Goal of the exercise:
Which lines in the listing below contain the string "window"? Copy every one of them.

---------------

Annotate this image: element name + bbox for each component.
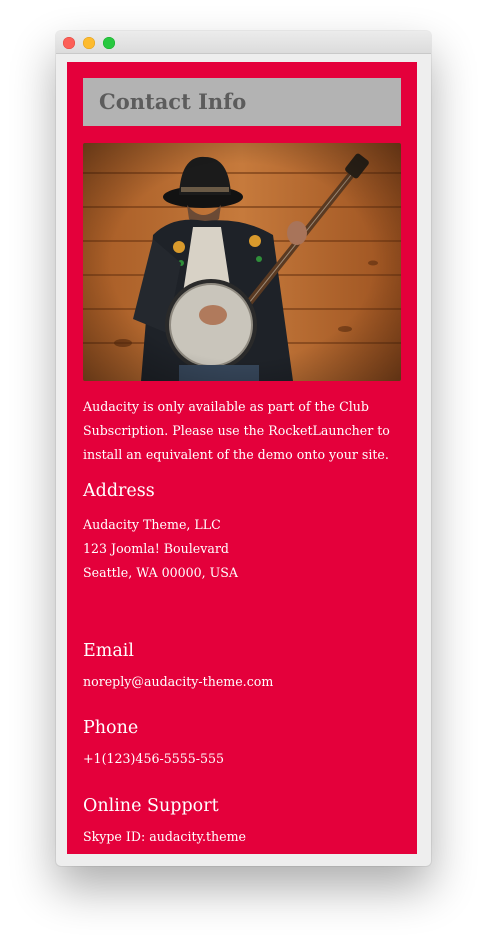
email-section: Email noreply@audacity-theme.com xyxy=(83,640,403,694)
contact-panel: Contact Info Audacity is only available … xyxy=(67,62,417,854)
support-heading: Online Support xyxy=(83,796,219,816)
window-titlebar xyxy=(56,31,431,54)
address-lines: Audacity Theme, LLC 123 Joomla! Boulevar… xyxy=(83,513,403,585)
phone-value: +1(123)456-5555-555 xyxy=(83,751,225,766)
page-title: Contact Info xyxy=(99,89,247,114)
close-window-icon[interactable] xyxy=(63,37,75,49)
address-line-company: Audacity Theme, LLC xyxy=(83,517,221,532)
minimize-window-icon[interactable] xyxy=(83,37,95,49)
email-heading: Email xyxy=(83,641,134,661)
support-section: Online Support Skype ID: audacity.theme xyxy=(83,795,403,849)
maximize-window-icon[interactable] xyxy=(103,37,115,49)
address-line-street: 123 Joomla! Boulevard xyxy=(83,541,229,556)
address-line-city: Seattle, WA 00000, USA xyxy=(83,565,239,580)
page-title-bar: Contact Info xyxy=(83,78,401,126)
phone-section: Phone +1(123)456-5555-555 xyxy=(83,717,403,771)
browser-window: Contact Info Audacity is only available … xyxy=(56,31,431,866)
phone-heading: Phone xyxy=(83,718,139,738)
email-link[interactable]: noreply@audacity-theme.com xyxy=(83,670,403,694)
address-section: Address Audacity Theme, LLC 123 Joomla! … xyxy=(83,480,403,585)
skype-id: Skype ID: audacity.theme xyxy=(83,829,247,844)
intro-paragraph: Audacity is only available as part of th… xyxy=(83,399,390,462)
address-heading: Address xyxy=(83,481,155,501)
banjo-player-photo xyxy=(83,143,401,381)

---------------

Output:
window-titlebar xyxy=(56,31,431,54)
close-window-icon[interactable] xyxy=(63,37,75,49)
minimize-window-icon[interactable] xyxy=(83,37,95,49)
maximize-window-icon[interactable] xyxy=(103,37,115,49)
browser-window: Contact Info Audacity is only available … xyxy=(56,31,431,866)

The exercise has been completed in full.